* **WRITTEN TASK**: Copy every line, leaving nothing out and adding nothing.

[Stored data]

==========

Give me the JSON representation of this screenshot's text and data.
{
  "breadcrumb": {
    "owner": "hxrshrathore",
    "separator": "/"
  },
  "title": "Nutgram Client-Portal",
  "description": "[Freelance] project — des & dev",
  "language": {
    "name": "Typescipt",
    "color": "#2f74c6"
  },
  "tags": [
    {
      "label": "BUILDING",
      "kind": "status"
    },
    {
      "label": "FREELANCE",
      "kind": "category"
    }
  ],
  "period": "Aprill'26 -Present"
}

==========

* **THE OUTPUT**:
Give me the JSON representation of this screenshot's text and data.
{
  "breadcrumb": {
    "owner": "hxrshrathore",
    "separator": "/"
  },
  "title": "Nutgram Client-Portal",
  "description": "[Freelance] project — des & dev",
  "language": {
    "name": "Typescipt",
    "color": "#2f74c6"
  },
  "tags": [
    {
      "label": "BUILDING",
      "kind": "status"
    },
    {
      "label": "FREELANCE",
      "kind": "category"
    }
  ],
  "period": "Aprill'26 -Present"
}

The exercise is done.